### What to work on
Copy every item below word for word, leaving out the pictures.

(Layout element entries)
● ● ● ● ●

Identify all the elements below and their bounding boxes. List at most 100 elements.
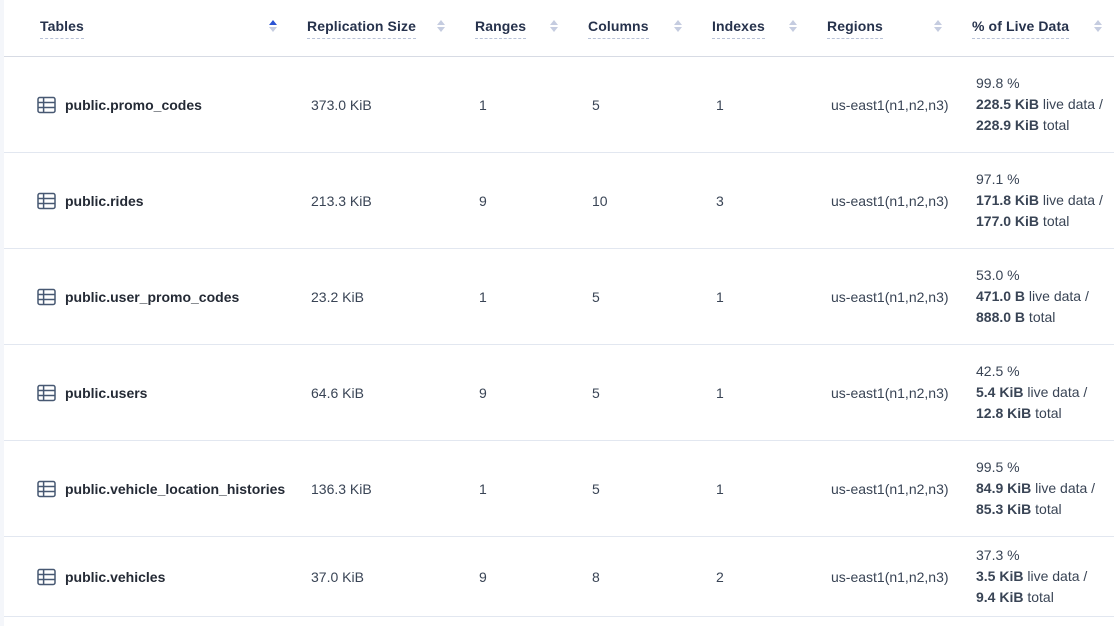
regions-value: us-east1(n1,n2,n3) — [827, 248, 972, 345]
table-name-cell: public.promo_codes — [4, 56, 307, 153]
replication-size-value: 136.3 KiB — [307, 440, 475, 537]
replication-size-value: 64.6 KiB — [307, 344, 475, 441]
table-name-cell: public.rides — [4, 152, 307, 249]
column-header-columns[interactable]: Columns — [588, 0, 712, 57]
live-data-percent: 37.3 % — [976, 547, 1020, 563]
table-name-link[interactable]: public.vehicle_location_histories — [65, 480, 286, 497]
ranges-value: 9 — [475, 152, 588, 249]
ranges-value: 1 — [475, 440, 588, 537]
table-name-link[interactable]: public.rides — [65, 192, 144, 209]
live-data-cell: 53.0 % 471.0 B live data / 888.0 B total — [972, 248, 1114, 345]
indexes-value: 1 — [712, 440, 827, 537]
column-header-indexes-label[interactable]: Indexes — [712, 18, 765, 39]
live-data-percent: 42.5 % — [976, 363, 1020, 379]
live-data-percent: 97.1 % — [976, 171, 1020, 187]
sort-arrows-icon[interactable] — [1094, 20, 1102, 32]
sort-arrows-icon[interactable] — [437, 20, 445, 32]
table-name-link[interactable]: public.users — [65, 384, 148, 401]
total-data-amount: 12.8 KiB total — [976, 405, 1062, 421]
indexes-value: 1 — [712, 344, 827, 441]
table-row: public.vehicle_location_histories 136.3 … — [4, 440, 1114, 537]
ranges-value: 9 — [475, 344, 588, 441]
table-header-row: Tables Replication Size Ranges — [4, 0, 1114, 57]
sort-arrows-icon[interactable] — [934, 20, 942, 32]
table-grid-icon — [37, 568, 56, 586]
live-data-percent: 99.5 % — [976, 459, 1020, 475]
live-data-amount: 3.5 KiB live data / — [976, 568, 1088, 584]
table-row: public.user_promo_codes 23.2 KiB 1 5 1 u… — [4, 248, 1114, 345]
live-data-amount: 228.5 KiB live data / — [976, 96, 1103, 112]
indexes-value: 1 — [712, 56, 827, 153]
sort-arrows-icon[interactable] — [674, 20, 682, 32]
live-data-percent: 99.8 % — [976, 75, 1020, 91]
table-row: public.promo_codes 373.0 KiB 1 5 1 us-ea… — [4, 56, 1114, 153]
live-data-cell: 99.5 % 84.9 KiB live data / 85.3 KiB tot… — [972, 440, 1114, 537]
column-header-indexes[interactable]: Indexes — [712, 0, 827, 57]
replication-size-value: 213.3 KiB — [307, 152, 475, 249]
table-name-cell: public.user_promo_codes — [4, 248, 307, 345]
indexes-value: 2 — [712, 536, 827, 617]
column-header-ranges-label[interactable]: Ranges — [475, 18, 527, 39]
column-header-regions-label[interactable]: Regions — [827, 18, 883, 39]
live-data-amount: 84.9 KiB live data / — [976, 480, 1096, 496]
live-data-cell: 37.3 % 3.5 KiB live data / 9.4 KiB total — [972, 536, 1114, 617]
sort-arrows-icon[interactable] — [789, 20, 797, 32]
live-data-percent: 53.0 % — [976, 267, 1020, 283]
column-header-live-data-label[interactable]: % of Live Data — [972, 18, 1070, 39]
column-header-live-data[interactable]: % of Live Data — [972, 0, 1114, 57]
regions-value: us-east1(n1,n2,n3) — [827, 152, 972, 249]
tables-table: Tables Replication Size Ranges — [4, 0, 1114, 617]
column-header-columns-label[interactable]: Columns — [588, 18, 649, 39]
columns-value: 5 — [588, 56, 712, 153]
replication-size-value: 23.2 KiB — [307, 248, 475, 345]
columns-value: 8 — [588, 536, 712, 617]
replication-size-value: 373.0 KiB — [307, 56, 475, 153]
columns-value: 5 — [588, 440, 712, 537]
column-header-regions[interactable]: Regions — [827, 0, 972, 57]
total-data-amount: 85.3 KiB total — [976, 501, 1062, 517]
tables-list-panel: Tables Replication Size Ranges — [4, 0, 1114, 626]
live-data-cell: 99.8 % 228.5 KiB live data / 228.9 KiB t… — [972, 56, 1114, 153]
indexes-value: 3 — [712, 152, 827, 249]
column-header-replication-size-label[interactable]: Replication Size — [307, 18, 416, 39]
indexes-value: 1 — [712, 248, 827, 345]
ranges-value: 1 — [475, 248, 588, 345]
column-header-ranges[interactable]: Ranges — [475, 0, 588, 57]
table-grid-icon — [37, 384, 56, 402]
table-grid-icon — [37, 480, 56, 498]
table-name-link[interactable]: public.user_promo_codes — [65, 288, 240, 305]
table-row: public.users 64.6 KiB 9 5 1 us-east1(n1,… — [4, 344, 1114, 441]
column-header-replication-size[interactable]: Replication Size — [307, 0, 475, 57]
total-data-amount: 177.0 KiB total — [976, 213, 1070, 229]
sort-arrows-icon[interactable] — [550, 20, 558, 32]
table-grid-icon — [37, 288, 56, 306]
total-data-amount: 888.0 B total — [976, 309, 1056, 325]
table-name-cell: public.vehicle_location_histories — [4, 440, 307, 537]
table-name-cell: public.users — [4, 344, 307, 441]
sort-arrows-icon[interactable] — [269, 20, 277, 32]
table-grid-icon — [37, 192, 56, 210]
table-row: public.rides 213.3 KiB 9 10 3 us-east1(n… — [4, 152, 1114, 249]
regions-value: us-east1(n1,n2,n3) — [827, 536, 972, 617]
live-data-amount: 471.0 B live data / — [976, 288, 1089, 304]
column-header-tables[interactable]: Tables — [4, 0, 307, 57]
columns-value: 5 — [588, 344, 712, 441]
replication-size-value: 37.0 KiB — [307, 536, 475, 617]
ranges-value: 1 — [475, 56, 588, 153]
table-grid-icon — [37, 96, 56, 114]
regions-value: us-east1(n1,n2,n3) — [827, 56, 972, 153]
columns-value: 5 — [588, 248, 712, 345]
ranges-value: 9 — [475, 536, 588, 617]
regions-value: us-east1(n1,n2,n3) — [827, 440, 972, 537]
table-name-link[interactable]: public.promo_codes — [65, 96, 202, 113]
columns-value: 10 — [588, 152, 712, 249]
table-name-link[interactable]: public.vehicles — [65, 568, 166, 585]
table-name-cell: public.vehicles — [4, 536, 307, 617]
live-data-amount: 5.4 KiB live data / — [976, 384, 1088, 400]
live-data-cell: 42.5 % 5.4 KiB live data / 12.8 KiB tota… — [972, 344, 1114, 441]
live-data-amount: 171.8 KiB live data / — [976, 192, 1103, 208]
column-header-tables-label[interactable]: Tables — [40, 18, 84, 39]
total-data-amount: 9.4 KiB total — [976, 589, 1054, 605]
table-row: public.vehicles 37.0 KiB 9 8 2 us-east1(… — [4, 536, 1114, 617]
live-data-cell: 97.1 % 171.8 KiB live data / 177.0 KiB t… — [972, 152, 1114, 249]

● ● ● ● ●

### Full output
Identify all the elements below and their bounding boxes. List at most 100 elements.
regions-value: us-east1(n1,n2,n3) — [827, 248, 972, 345]
table-name-cell: public.promo_codes — [4, 56, 307, 153]
replication-size-value: 136.3 KiB — [307, 440, 475, 537]
replication-size-value: 64.6 KiB — [307, 344, 475, 441]
table-name-cell: public.rides — [4, 152, 307, 249]
column-header-columns[interactable]: Columns — [588, 0, 712, 57]
live-data-percent: 37.3 % — [976, 547, 1020, 563]
table-name-link[interactable]: public.vehicle_location_histories — [65, 480, 286, 497]
ranges-value: 9 — [475, 152, 588, 249]
ranges-value: 1 — [475, 440, 588, 537]
table-name-link[interactable]: public.rides — [65, 192, 144, 209]
live-data-cell: 53.0 % 471.0 B live data / 888.0 B total — [972, 248, 1114, 345]
indexes-value: 1 — [712, 440, 827, 537]
column-header-indexes-label[interactable]: Indexes — [712, 18, 765, 39]
live-data-percent: 42.5 % — [976, 363, 1020, 379]
live-data-percent: 97.1 % — [976, 171, 1020, 187]
sort-arrows-icon[interactable] — [1094, 20, 1102, 32]
sort-arrows-icon[interactable] — [437, 20, 445, 32]
table-name-link[interactable]: public.users — [65, 384, 148, 401]
total-data-amount: 12.8 KiB total — [976, 405, 1062, 421]
indexes-value: 1 — [712, 344, 827, 441]
table-row: public.vehicle_location_histories 136.3 … — [4, 440, 1114, 537]
ranges-value: 9 — [475, 344, 588, 441]
table-header-row: Tables Replication Size Ranges — [4, 0, 1114, 57]
sort-arrows-icon[interactable] — [934, 20, 942, 32]
table-grid-icon — [37, 568, 56, 586]
live-data-percent: 99.5 % — [976, 459, 1020, 475]
live-data-amount: 3.5 KiB live data / — [976, 568, 1088, 584]
table-row: public.user_promo_codes 23.2 KiB 1 5 1 u… — [4, 248, 1114, 345]
live-data-amount: 228.5 KiB live data / — [976, 96, 1103, 112]
indexes-value: 1 — [712, 56, 827, 153]
sort-arrows-icon[interactable] — [674, 20, 682, 32]
live-data-percent: 99.8 % — [976, 75, 1020, 91]
table-row: public.promo_codes 373.0 KiB 1 5 1 us-ea… — [4, 56, 1114, 153]
live-data-cell: 99.5 % 84.9 KiB live data / 85.3 KiB tot… — [972, 440, 1114, 537]
column-header-indexes[interactable]: Indexes — [712, 0, 827, 57]
replication-size-value: 213.3 KiB — [307, 152, 475, 249]
table-name-cell: public.user_promo_codes — [4, 248, 307, 345]
indexes-value: 2 — [712, 536, 827, 617]
column-header-ranges-label[interactable]: Ranges — [475, 18, 527, 39]
column-header-regions-label[interactable]: Regions — [827, 18, 883, 39]
live-data-amount: 84.9 KiB live data / — [976, 480, 1096, 496]
live-data-cell: 37.3 % 3.5 KiB live data / 9.4 KiB total — [972, 536, 1114, 617]
sort-arrows-icon[interactable] — [789, 20, 797, 32]
live-data-percent: 53.0 % — [976, 267, 1020, 283]
column-header-live-data-label[interactable]: % of Live Data — [972, 18, 1070, 39]
column-header-live-data[interactable]: % of Live Data — [972, 0, 1114, 57]
regions-value: us-east1(n1,n2,n3) — [827, 152, 972, 249]
tables-table: Tables Replication Size Ranges — [4, 0, 1114, 617]
column-header-columns-label[interactable]: Columns — [588, 18, 649, 39]
columns-value: 5 — [588, 56, 712, 153]
replication-size-value: 23.2 KiB — [307, 248, 475, 345]
columns-value: 8 — [588, 536, 712, 617]
replication-size-value: 373.0 KiB — [307, 56, 475, 153]
columns-value: 5 — [588, 440, 712, 537]
column-header-regions[interactable]: Regions — [827, 0, 972, 57]
total-data-amount: 85.3 KiB total — [976, 501, 1062, 517]
tables-list-panel: Tables Replication Size Ranges — [4, 0, 1114, 626]
live-data-cell: 99.8 % 228.5 KiB live data / 228.9 KiB t… — [972, 56, 1114, 153]
indexes-value: 3 — [712, 152, 827, 249]
column-header-replication-size-label[interactable]: Replication Size — [307, 18, 416, 39]
indexes-value: 1 — [712, 248, 827, 345]
ranges-value: 1 — [475, 248, 588, 345]
column-header-ranges[interactable]: Ranges — [475, 0, 588, 57]
table-grid-icon — [37, 384, 56, 402]
table-grid-icon — [37, 480, 56, 498]
table-name-link[interactable]: public.user_promo_codes — [65, 288, 240, 305]
table-row: public.users 64.6 KiB 9 5 1 us-east1(n1,… — [4, 344, 1114, 441]
column-header-replication-size[interactable]: Replication Size — [307, 0, 475, 57]
total-data-amount: 177.0 KiB total — [976, 213, 1070, 229]
sort-arrows-icon[interactable] — [550, 20, 558, 32]
table-grid-icon — [37, 288, 56, 306]
total-data-amount: 888.0 B total — [976, 309, 1056, 325]
table-name-cell: public.vehicle_location_histories — [4, 440, 307, 537]
table-name-cell: public.users — [4, 344, 307, 441]
sort-arrows-icon[interactable] — [269, 20, 277, 32]
table-grid-icon — [37, 192, 56, 210]
table-row: public.rides 213.3 KiB 9 10 3 us-east1(n… — [4, 152, 1114, 249]
regions-value: us-east1(n1,n2,n3) — [827, 536, 972, 617]
live-data-amount: 471.0 B live data / — [976, 288, 1089, 304]
column-header-tables[interactable]: Tables — [4, 0, 307, 57]
columns-value: 5 — [588, 344, 712, 441]
replication-size-value: 37.0 KiB — [307, 536, 475, 617]
ranges-value: 1 — [475, 56, 588, 153]
table-grid-icon — [37, 96, 56, 114]
regions-value: us-east1(n1,n2,n3) — [827, 56, 972, 153]
columns-value: 5 — [588, 248, 712, 345]
ranges-value: 9 — [475, 536, 588, 617]
regions-value: us-east1(n1,n2,n3) — [827, 440, 972, 537]
table-name-link[interactable]: public.promo_codes — [65, 96, 202, 113]
columns-value: 10 — [588, 152, 712, 249]
table-name-link[interactable]: public.vehicles — [65, 568, 166, 585]
table-name-cell: public.vehicles — [4, 536, 307, 617]
live-data-amount: 5.4 KiB live data / — [976, 384, 1088, 400]
live-data-cell: 42.5 % 5.4 KiB live data / 12.8 KiB tota… — [972, 344, 1114, 441]
live-data-amount: 171.8 KiB live data / — [976, 192, 1103, 208]
column-header-tables-label[interactable]: Tables — [40, 18, 84, 39]
total-data-amount: 9.4 KiB total — [976, 589, 1054, 605]
table-row: public.vehicles 37.0 KiB 9 8 2 us-east1(… — [4, 536, 1114, 617]
live-data-cell: 97.1 % 171.8 KiB live data / 177.0 KiB t… — [972, 152, 1114, 249]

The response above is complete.